Data entries:
━━━━━━━━━━━━━━━━
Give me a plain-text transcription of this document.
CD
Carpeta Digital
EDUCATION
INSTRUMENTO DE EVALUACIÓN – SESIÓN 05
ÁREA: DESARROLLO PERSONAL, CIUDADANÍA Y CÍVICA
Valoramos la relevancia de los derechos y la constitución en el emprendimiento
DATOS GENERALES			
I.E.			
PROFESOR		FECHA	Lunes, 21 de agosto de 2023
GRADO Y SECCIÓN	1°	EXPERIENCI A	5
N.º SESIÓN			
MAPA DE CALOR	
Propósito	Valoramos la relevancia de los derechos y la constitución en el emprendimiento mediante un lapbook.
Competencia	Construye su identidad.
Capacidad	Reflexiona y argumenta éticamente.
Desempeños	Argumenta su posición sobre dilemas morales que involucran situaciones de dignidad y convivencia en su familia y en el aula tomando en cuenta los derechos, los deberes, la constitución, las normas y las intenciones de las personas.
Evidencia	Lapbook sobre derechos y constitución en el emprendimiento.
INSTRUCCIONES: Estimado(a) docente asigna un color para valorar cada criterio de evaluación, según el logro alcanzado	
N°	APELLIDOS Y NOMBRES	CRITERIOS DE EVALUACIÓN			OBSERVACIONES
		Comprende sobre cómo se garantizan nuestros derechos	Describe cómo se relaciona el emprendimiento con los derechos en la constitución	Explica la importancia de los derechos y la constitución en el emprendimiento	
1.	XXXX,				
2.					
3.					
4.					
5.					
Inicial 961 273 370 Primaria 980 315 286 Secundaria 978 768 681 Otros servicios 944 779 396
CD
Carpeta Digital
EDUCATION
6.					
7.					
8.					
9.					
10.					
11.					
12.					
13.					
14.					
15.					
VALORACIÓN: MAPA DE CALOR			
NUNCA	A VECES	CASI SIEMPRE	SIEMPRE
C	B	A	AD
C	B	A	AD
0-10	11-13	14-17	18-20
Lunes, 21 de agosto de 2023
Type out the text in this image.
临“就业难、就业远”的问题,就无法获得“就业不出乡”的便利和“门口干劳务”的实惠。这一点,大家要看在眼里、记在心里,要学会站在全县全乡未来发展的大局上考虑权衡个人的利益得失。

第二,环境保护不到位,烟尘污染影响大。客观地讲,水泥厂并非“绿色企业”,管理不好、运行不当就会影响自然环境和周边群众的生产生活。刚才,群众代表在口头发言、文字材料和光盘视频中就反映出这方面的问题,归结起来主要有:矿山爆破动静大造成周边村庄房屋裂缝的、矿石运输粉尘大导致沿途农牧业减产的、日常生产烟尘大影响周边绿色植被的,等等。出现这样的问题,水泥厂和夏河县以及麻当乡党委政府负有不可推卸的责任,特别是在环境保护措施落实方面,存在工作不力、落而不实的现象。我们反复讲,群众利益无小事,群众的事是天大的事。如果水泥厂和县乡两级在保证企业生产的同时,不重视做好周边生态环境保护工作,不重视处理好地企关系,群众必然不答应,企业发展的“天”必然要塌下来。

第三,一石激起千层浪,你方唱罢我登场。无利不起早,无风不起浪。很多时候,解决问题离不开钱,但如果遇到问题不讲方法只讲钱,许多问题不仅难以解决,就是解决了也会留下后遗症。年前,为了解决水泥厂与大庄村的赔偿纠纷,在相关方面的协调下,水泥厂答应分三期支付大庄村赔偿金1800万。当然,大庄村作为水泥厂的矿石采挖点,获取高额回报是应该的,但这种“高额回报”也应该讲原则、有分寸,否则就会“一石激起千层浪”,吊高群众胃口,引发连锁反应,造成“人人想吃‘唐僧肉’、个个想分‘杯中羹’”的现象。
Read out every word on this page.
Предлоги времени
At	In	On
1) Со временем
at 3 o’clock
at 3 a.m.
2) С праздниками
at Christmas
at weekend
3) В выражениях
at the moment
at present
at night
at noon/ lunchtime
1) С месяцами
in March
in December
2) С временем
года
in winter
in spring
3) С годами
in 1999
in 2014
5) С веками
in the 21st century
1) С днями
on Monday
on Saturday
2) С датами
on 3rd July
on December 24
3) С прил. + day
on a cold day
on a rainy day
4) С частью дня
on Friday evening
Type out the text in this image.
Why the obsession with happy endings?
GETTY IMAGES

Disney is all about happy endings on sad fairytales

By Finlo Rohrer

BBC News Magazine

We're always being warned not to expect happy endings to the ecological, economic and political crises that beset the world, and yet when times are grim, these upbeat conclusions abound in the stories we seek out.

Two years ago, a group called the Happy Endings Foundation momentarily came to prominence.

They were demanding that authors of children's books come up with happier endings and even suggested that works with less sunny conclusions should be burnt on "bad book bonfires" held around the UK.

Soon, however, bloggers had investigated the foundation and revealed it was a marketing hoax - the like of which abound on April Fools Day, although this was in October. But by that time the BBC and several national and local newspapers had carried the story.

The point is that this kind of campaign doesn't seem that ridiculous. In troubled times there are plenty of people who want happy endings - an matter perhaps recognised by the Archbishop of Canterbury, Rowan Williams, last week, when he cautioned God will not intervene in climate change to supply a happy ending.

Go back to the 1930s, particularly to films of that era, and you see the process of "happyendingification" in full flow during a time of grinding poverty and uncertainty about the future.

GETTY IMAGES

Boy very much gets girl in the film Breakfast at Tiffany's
━━━━━━━━━━━━━━━━
Task goal: Write out all the entries exactly.

Exercise result:
Give me a plain-text transcription of this document.
CD
Carpeta Digital
EDUCATION
INSTRUMENTO DE EVALUACIÓN – SESIÓN 05
ÁREA: DESARROLLO PERSONAL, CIUDADANÍA Y CÍVICA
Valoramos la relevancia de los derechos y la constitución en el emprendimiento
DATOS GENERALES			
I.E.			
PROFESOR		FECHA	Lunes, 21 de agosto de 2023
GRADO Y SECCIÓN	1°	EXPERIENCI A	5
N.º SESIÓN			
MAPA DE CALOR	
Propósito	Valoramos la relevancia de los derechos y la constitución en el emprendimiento mediante un lapbook.
Competencia	Construye su identidad.
Capacidad	Reflexiona y argumenta éticamente.
Desempeños	Argumenta su posición sobre dilemas morales que involucran situaciones de dignidad y convivencia en su familia y en el aula tomando en cuenta los derechos, los deberes, la constitución, las normas y las intenciones de las personas.
Evidencia	Lapbook sobre derechos y constitución en el emprendimiento.
INSTRUCCIONES: Estimado(a) docente asigna un color para valorar cada criterio de evaluación, según el logro alcanzado	
N°	APELLIDOS Y NOMBRES	CRITERIOS DE EVALUACIÓN			OBSERVACIONES
		Comprende sobre cómo se garantizan nuestros derechos	Describe cómo se relaciona el emprendimiento con los derechos en la constitución	Explica la importancia de los derechos y la constitución en el emprendimiento	
1.	XXXX,				
2.					
3.					
4.					
5.					
Inicial 961 273 370 Primaria 980 315 286 Secundaria 978 768 681 Otros servicios 944 779 396
CD
Carpeta Digital
EDUCATION
6.					
7.					
8.					
9.					
10.					
11.					
12.					
13.					
14.					
15.					
VALORACIÓN: MAPA DE CALOR			
NUNCA	A VECES	CASI SIEMPRE	SIEMPRE
C	B	A	AD
C	B	A	AD
0-10	11-13	14-17	18-20
Lunes, 21 de agosto de 2023
Type out the text in this image.
临“就业难、就业远”的问题,就无法获得“就业不出乡”的便利和“门口干劳务”的实惠。这一点,大家要看在眼里、记在心里,要学会站在全县全乡未来发展的大局上考虑权衡个人的利益得失。

第二,环境保护不到位,烟尘污染影响大。客观地讲,水泥厂并非“绿色企业”,管理不好、运行不当就会影响自然环境和周边群众的生产生活。刚才,群众代表在口头发言、文字材料和光盘视频中就反映出这方面的问题,归结起来主要有:矿山爆破动静大造成周边村庄房屋裂缝的、矿石运输粉尘大导致沿途农牧业减产的、日常生产烟尘大影响周边绿色植被的,等等。出现这样的问题,水泥厂和夏河县以及麻当乡党委政府负有不可推卸的责任,特别是在环境保护措施落实方面,存在工作不力、落而不实的现象。我们反复讲,群众利益无小事,群众的事是天大的事。如果水泥厂和县乡两级在保证企业生产的同时,不重视做好周边生态环境保护工作,不重视处理好地企关系,群众必然不答应,企业发展的“天”必然要塌下来。

第三,一石激起千层浪,你方唱罢我登场。无利不起早,无风不起浪。很多时候,解决问题离不开钱,但如果遇到问题不讲方法只讲钱,许多问题不仅难以解决,就是解决了也会留下后遗症。年前,为了解决水泥厂与大庄村的赔偿纠纷,在相关方面的协调下,水泥厂答应分三期支付大庄村赔偿金1800万。当然,大庄村作为水泥厂的矿石采挖点,获取高额回报是应该的,但这种“高额回报”也应该讲原则、有分寸,否则就会“一石激起千层浪”,吊高群众胃口,引发连锁反应,造成“人人想吃‘唐僧肉’、个个想分‘杯中羹’”的现象。
Read out every word on this page.
Предлоги времени
At	In	On
1) Со временем
at 3 o’clock
at 3 a.m.
2) С праздниками
at Christmas
at weekend
3) В выражениях
at the moment
at present
at night
at noon/ lunchtime
1) С месяцами
in March
in December
2) С временем
года
in winter
in spring
3) С годами
in 1999
in 2014
5) С веками
in the 21st century
1) С днями
on Monday
on Saturday
2) С датами
on 3rd July
on December 24
3) С прил. + day
on a cold day
on a rainy day
4) С частью дня
on Friday evening
Type out the text in this image.
Why the obsession with happy endings?
GETTY IMAGES

Disney is all about happy endings on sad fairytales

By Finlo Rohrer

BBC News Magazine

We're always being warned not to expect happy endings to the ecological, economic and political crises that beset the world, and yet when times are grim, these upbeat conclusions abound in the stories we seek out.

Two years ago, a group called the Happy Endings Foundation momentarily came to prominence.

They were demanding that authors of children's books come up with happier endings and even suggested that works with less sunny conclusions should be burnt on "bad book bonfires" held around the UK.

Soon, however, bloggers had investigated the foundation and revealed it was a marketing hoax - the like of which abound on April Fools Day, although this was in October. But by that time the BBC and several national and local newspapers had carried the story.

The point is that this kind of campaign doesn't seem that ridiculous. In troubled times there are plenty of people who want happy endings - an matter perhaps recognised by the Archbishop of Canterbury, Rowan Williams, last week, when he cautioned God will not intervene in climate change to supply a happy ending.

Go back to the 1930s, particularly to films of that era, and you see the process of "happyendingification" in full flow during a time of grinding poverty and uncertainty about the future.

GETTY IMAGES

Boy very much gets girl in the film Breakfast at Tiffany's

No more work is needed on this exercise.